## INSTRUCTION 1
For the comment thread about items found in books, say whether each statement below agrees with it. Answer yes or no, and quote the deciding words.
(a) The commission turned up in a volume of bound newspapers.
(b) The business card was tucked into a book on World War II.
(c) The paperback of "Earth In The Balance" cost 99 cents.
## INSTRUCTION 2
Answer these questions using the comment thread about items found in books.
(a) Who signed the commission besides Abraham Lincoln?
(b) What subject was the commenter researching when the business card turned up?
(c) How much credit did the gift card have on it?
## INSTRUCTION 3
Extend the comment thread about items found in books with one or more new posts that follow its final comment.

## PASSAGE TO READ
○ ○ ○ ○
About 15 years ago, I found a Civil War commission (appointing Henry Shaw Briggs a brigardier general), signed by Abraham Lincoln and his secretary of war, Edwin Stanton, in a volume of bound newspapers deaccessioned by a local historical society. Original. I brought it back. They didn't know they owned it.
posted by beagle at 10:46 AM on May 9, 2007 [2 favorites]


Brigardier, that is.
posted by beagle at 10:50 AM on May 9, 2007


Great post--thanks madamejujujive!

While doing research on WWII, I once found a business card for an Aryan Nation-esque hate group tucked into a book on anti-Semitism. That little card really gave me the willies.
posted by hurdy gurdy girl at 10:50 AM on May 9, 2007


NO! BRIGADIER, THAT IS.
posted by beagle at 10:50 AM on May 9, 2007 [2 favorites]


About a year ago I bought a paperback copy of Al Gore's "Earth In The Balance" from a local thrift store for 99 cents. When I got it home, I discovered a Home Depot gift card inside it. It ended up having $20 dollars credit on it. WHOOT!
○ ○ ○ ○
## DATA LISTING
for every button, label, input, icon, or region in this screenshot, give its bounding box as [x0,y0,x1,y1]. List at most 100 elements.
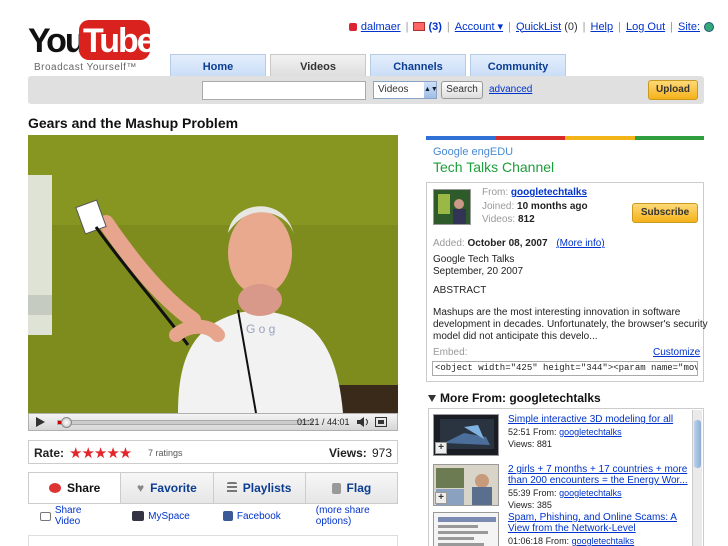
rate-label: Rate: [34,446,65,460]
list-item[interactable]: + 2 girls + 7 months + 17 countries + mo… [429,461,691,510]
svg-text:G o g: G o g [246,322,275,336]
tab-home[interactable]: Home [170,54,266,78]
separator: | [582,20,586,33]
related-thumbnail[interactable]: + [433,464,499,506]
separator: | [508,20,511,33]
related-channel-link[interactable]: googletechtalks [572,536,635,546]
embed-code-field[interactable]: <object width="425" height="344"><param … [432,361,698,376]
related-meta: 52:51 From: googletechtalks [508,427,622,437]
separator: | [446,20,450,33]
logo-tube-box: Tube [79,20,156,60]
user-icon [348,22,357,31]
related-channel-link[interactable]: googletechtalks [559,488,622,498]
myspace-link[interactable]: MySpace [132,511,190,522]
progress-thumb[interactable] [60,417,72,428]
volume-icon[interactable] [357,417,369,427]
more-from-header[interactable]: More From: googletechtalks [428,391,601,405]
help-link[interactable]: Help [591,21,614,33]
separator: | [670,20,673,33]
related-title[interactable]: 2 girls + 7 months + 17 countries + more… [508,464,688,486]
myspace-icon [132,511,145,521]
search-bar: Videos ▲▼ Search advanced Upload [28,76,704,104]
channel-from-link[interactable]: googletechtalks [511,187,587,198]
comments-box-edge [28,535,398,546]
related-channel-link[interactable]: googletechtalks [559,427,622,437]
videos-label: Videos: [482,214,516,225]
tab-share[interactable]: Share [29,473,121,503]
related-title[interactable]: Spam, Phishing, and Online Scams: A View… [508,512,688,534]
collapse-triangle-icon[interactable] [428,395,436,402]
select-arrows-icon: ▲▼ [424,82,438,98]
username-link[interactable]: dalmaer [361,21,401,33]
logout-link[interactable]: Log Out [626,21,665,33]
related-thumbnail[interactable] [433,512,499,546]
more-info-link[interactable]: (More info) [556,238,604,249]
account-menu[interactable]: Account ▾ [455,20,503,33]
tab-playlists-label: Playlists [242,481,292,495]
subscribe-button[interactable]: Subscribe [632,203,698,223]
inbox-icon[interactable] [413,22,426,31]
flag-icon [331,482,341,494]
tab-flag[interactable]: Flag [304,473,397,503]
add-to-quicklist-icon[interactable]: + [435,492,447,504]
inbox-count[interactable]: (3) [428,21,441,33]
tab-videos[interactable]: Videos [270,54,366,78]
list-item[interactable]: Spam, Phishing, and Online Scams: A View… [429,509,691,546]
color-stripe-yellow [565,136,635,140]
facebook-link[interactable]: Facebook [222,510,281,522]
description-line: September, 20 2007 [433,266,524,277]
related-title[interactable]: Simple interactive 3D modeling for all [508,414,688,425]
search-input[interactable] [202,81,366,100]
search-category-value: Videos [378,84,409,95]
play-icon[interactable] [36,417,45,427]
add-to-quicklist-icon[interactable]: + [435,442,447,454]
tab-channels[interactable]: Channels [370,54,466,78]
related-scrollbar[interactable] [692,410,702,546]
tab-favorite[interactable]: ♥ Favorite [120,473,213,503]
description-line: model did not anticipate this develo... [433,331,598,342]
joined-value: 10 months ago [517,201,588,212]
quicklist-link[interactable]: QuickList [516,21,561,33]
channel-thumbnail[interactable] [433,189,471,225]
top-user-links: dalmaer | (3) | Account ▾ | QuickList (0… [348,20,714,33]
logo-tagline: Broadcast Yourself™ [34,62,137,73]
list-item[interactable]: + Simple interactive 3D modeling for all… [429,411,691,459]
search-category-select[interactable]: Videos ▲▼ [373,81,438,99]
from-label: From: [482,187,509,198]
advanced-search-link[interactable]: advanced [489,84,532,95]
related-thumbnail[interactable]: + [433,414,499,456]
related-videos-list: + Simple interactive 3D modeling for all… [428,408,704,546]
tab-community[interactable]: Community [470,54,566,78]
action-tabs: Share ♥ Favorite Playlists Flag [28,472,398,504]
facebook-label: Facebook [236,510,281,522]
ratings-count: 7 ratings [148,448,183,458]
tab-playlists[interactable]: Playlists [212,473,305,503]
share-video-link[interactable]: Share Video [40,505,103,527]
tab-favorite-label: Favorite [150,481,197,495]
scrollbar-thumb[interactable] [694,420,701,468]
fullscreen-icon[interactable] [375,417,387,427]
heart-icon: ♥ [136,481,145,495]
site-link[interactable]: Site: [678,21,700,33]
channel-joined: Joined: 10 months ago [482,201,588,212]
video-player[interactable]: G o g [28,135,398,413]
youtube-logo[interactable]: You Tube Broadcast Yourself™ [28,20,156,73]
channel-thumbnail-image [434,190,470,224]
myspace-label: MySpace [148,510,190,522]
logo-tube-text: Tube [83,22,156,60]
globe-icon[interactable] [704,21,714,32]
related-views-label: Views: [508,439,535,449]
customize-link[interactable]: Customize [653,347,700,358]
progress-bar[interactable] [57,417,313,428]
related-meta: 55:39 From: googletechtalks [508,488,622,498]
brand-color-bar [426,136,704,140]
upload-button[interactable]: Upload [648,80,698,100]
more-share-options-link[interactable]: (more share options) [316,505,398,527]
share-video-label: Share Video [54,505,82,527]
channel-branding[interactable]: Google engEDU Tech Talks Channel [433,146,554,175]
facebook-icon [222,511,233,521]
share-icon [48,483,61,493]
related-views: Views: 881 [508,439,552,449]
search-button[interactable]: Search [441,81,483,99]
star-rating[interactable]: ★★★★★ [69,444,132,462]
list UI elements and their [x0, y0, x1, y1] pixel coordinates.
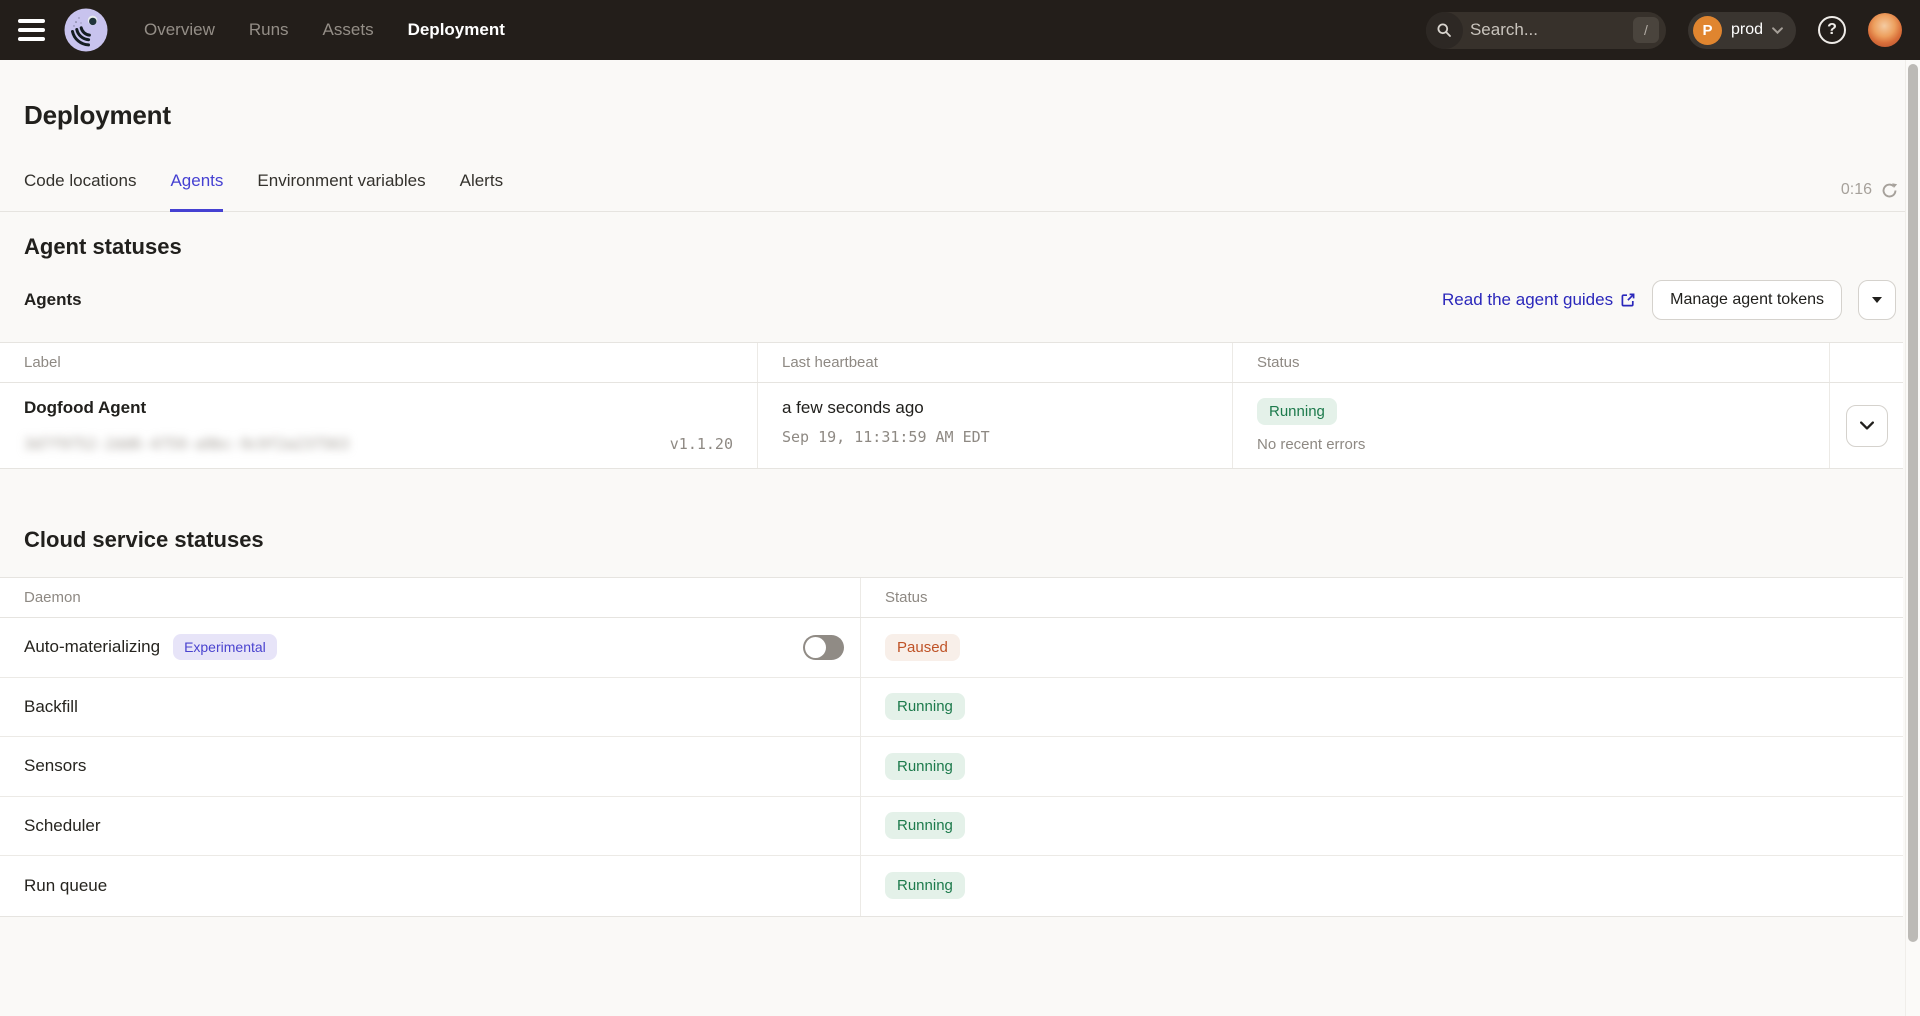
daemon-row-scheduler: Scheduler Running: [0, 797, 1903, 857]
top-navbar: Overview Runs Assets Deployment / P prod…: [0, 0, 1920, 60]
cloud-services-table: Daemon Status Auto-materializing Experim…: [0, 577, 1903, 917]
help-icon[interactable]: ?: [1818, 16, 1846, 44]
agent-name: Dogfood Agent: [24, 398, 733, 418]
daemon-label-cell: Run queue: [0, 856, 861, 916]
scrollbar-thumb[interactable]: [1908, 64, 1918, 942]
tab-agents[interactable]: Agents: [170, 171, 223, 212]
scrollbar-track: [1905, 60, 1920, 1016]
primary-nav: Overview Runs Assets Deployment: [144, 20, 505, 40]
external-link-icon: [1620, 292, 1636, 308]
agent-id-blurred: 3d7f9752-2dd6-4759-a9bc-9c9f2a237563: [24, 435, 349, 453]
daemon-label-cell: Scheduler: [0, 797, 861, 856]
tab-environment-variables[interactable]: Environment variables: [257, 171, 425, 212]
search-box[interactable]: /: [1426, 12, 1666, 49]
status-badge: Running: [885, 872, 965, 899]
column-header-last-heartbeat: Last heartbeat: [758, 343, 1233, 382]
agent-version: v1.1.20: [670, 435, 733, 453]
daemon-label-cell: Sensors: [0, 737, 861, 796]
agent-row-expand-button[interactable]: [1846, 405, 1888, 447]
user-avatar[interactable]: [1868, 13, 1902, 47]
agent-heartbeat-cell: a few seconds ago Sep 19, 11:31:59 AM ED…: [758, 383, 1233, 468]
dagster-logo[interactable]: [64, 8, 108, 52]
menu-icon[interactable]: [18, 19, 48, 41]
nav-assets[interactable]: Assets: [323, 20, 374, 40]
heartbeat-timestamp: Sep 19, 11:31:59 AM EDT: [782, 428, 1208, 446]
heartbeat-relative: a few seconds ago: [782, 398, 1208, 418]
column-header-status: Status: [1233, 343, 1830, 382]
search-icon: [1426, 12, 1463, 49]
daemon-status-cell: Running: [861, 737, 1903, 796]
agent-status-cell: Running No recent errors: [1233, 383, 1830, 468]
agent-table-row: Dogfood Agent 3d7f9752-2dd6-4759-a9bc-9c…: [0, 383, 1903, 468]
search-input[interactable]: [1463, 20, 1633, 40]
agent-expand-cell: [1830, 383, 1903, 468]
daemon-label-cell: Backfill: [0, 678, 861, 737]
agent-guides-link-label: Read the agent guides: [1442, 290, 1613, 310]
tabs-bar: Code locations Agents Environment variab…: [0, 171, 1920, 212]
manage-agent-tokens-button[interactable]: Manage agent tokens: [1652, 280, 1842, 320]
agents-table-header: Label Last heartbeat Status: [0, 343, 1903, 383]
status-badge: Running: [885, 693, 965, 720]
daemon-row-backfill: Backfill Running: [0, 678, 1903, 738]
tab-alerts[interactable]: Alerts: [460, 171, 503, 212]
agent-guides-link[interactable]: Read the agent guides: [1442, 290, 1636, 310]
nav-overview[interactable]: Overview: [144, 20, 215, 40]
agents-table: Label Last heartbeat Status Dogfood Agen…: [0, 342, 1903, 469]
agent-status-badge: Running: [1257, 398, 1337, 425]
deployment-switcher[interactable]: P prod: [1688, 12, 1796, 49]
daemon-name: Backfill: [24, 697, 78, 717]
auto-materializing-toggle[interactable]: [803, 635, 844, 660]
agents-toolbar: Agents Read the agent guides Manage agen…: [24, 280, 1896, 320]
daemon-name: Scheduler: [24, 816, 101, 836]
daemon-status-cell: Running: [861, 678, 1903, 737]
page-title: Deployment: [24, 100, 1896, 131]
agents-subheading: Agents: [24, 290, 82, 310]
chevron-down-icon: [1772, 27, 1783, 34]
help-glyph: ?: [1827, 21, 1837, 39]
daemon-row-sensors: Sensors Running: [0, 737, 1903, 797]
nav-runs[interactable]: Runs: [249, 20, 289, 40]
daemon-status-cell: Running: [861, 856, 1903, 916]
daemon-name: Sensors: [24, 756, 86, 776]
cloud-service-statuses-heading: Cloud service statuses: [24, 527, 1896, 553]
column-header-daemon: Daemon: [0, 578, 861, 617]
daemon-row-run-queue: Run queue Running: [0, 856, 1903, 916]
daemon-row-auto-materializing: Auto-materializing Experimental Paused: [0, 618, 1903, 678]
cloud-table-header: Daemon Status: [0, 578, 1903, 618]
org-initial-badge: P: [1693, 16, 1722, 45]
search-shortcut-key: /: [1633, 17, 1659, 43]
page-header: Deployment: [0, 60, 1920, 131]
column-header-label: Label: [0, 343, 758, 382]
column-header-status: Status: [861, 578, 1903, 617]
refresh-countdown: 0:16: [1841, 181, 1872, 199]
column-header-actions: [1830, 343, 1903, 382]
agent-errors-text: No recent errors: [1257, 436, 1805, 453]
status-badge: Running: [885, 812, 965, 839]
org-name: prod: [1731, 21, 1763, 39]
daemon-status-cell: Paused: [861, 618, 1903, 677]
refresh-area: 0:16: [1841, 181, 1898, 199]
daemon-status-cell: Running: [861, 797, 1903, 856]
toggle-knob: [805, 637, 826, 658]
agent-label-cell: Dogfood Agent 3d7f9752-2dd6-4759-a9bc-9c…: [0, 383, 758, 468]
refresh-icon[interactable]: [1881, 182, 1898, 199]
experimental-badge: Experimental: [173, 634, 277, 660]
daemon-name: Run queue: [24, 876, 107, 896]
caret-down-icon: [1872, 297, 1882, 303]
navbar-right: / P prod ?: [1426, 12, 1902, 49]
daemon-name: Auto-materializing: [24, 637, 160, 657]
agent-statuses-heading: Agent statuses: [24, 234, 1896, 260]
status-badge: Running: [885, 753, 965, 780]
agent-tokens-menu-button[interactable]: [1858, 280, 1896, 320]
status-badge: Paused: [885, 634, 960, 661]
daemon-label-cell: Auto-materializing Experimental: [0, 618, 861, 677]
nav-deployment[interactable]: Deployment: [408, 20, 505, 40]
tab-code-locations[interactable]: Code locations: [24, 171, 136, 212]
○ ○ ○ ○
## EXERCISE RESPONSE 1
(a) Yes: "in a volume of bound newspapers deaccessioned by a local historical society"
(b) No: "tucked into a book on anti-Semitism"
(c) Yes: "from a local thrift store for 99 cents"

## EXERCISE RESPONSE 2
(a) Edwin Stanton, his secretary of war
(b) WWII
(c) $20

## EXERCISE RESPONSE 3
posted by almostcool at 11:04 AM on May 9, 2007


I had a student once who handed in an essay which was clearly a patchwork of different sources - a paragraph from here, a paragraph from there. Using google and findsame I located about half of his essay on the internet, from about 6 different sites. This was enough (obviously) to make the plagiarism charge, but I was in detective mode by now and wanted to find the rest. So I took his essay to the library and found each of the books in the reference list. In one of the books I found the first and last paragraphs of his essay - the first and last paragraphs of the book. This left me with two books and two paragraphs. Using the index of one of the books I found one of the paragraphs. The second book, however, had no index, and I certainly wasn't going to read the whole book.

It fell open at a particular page, with a bookmark. The page contained the paragraph in question - what luck! And the bookmark?

It was a christmas card addressed to the student in question.

Needless to say the interview went fairly smoothly and he didn't contest the charge...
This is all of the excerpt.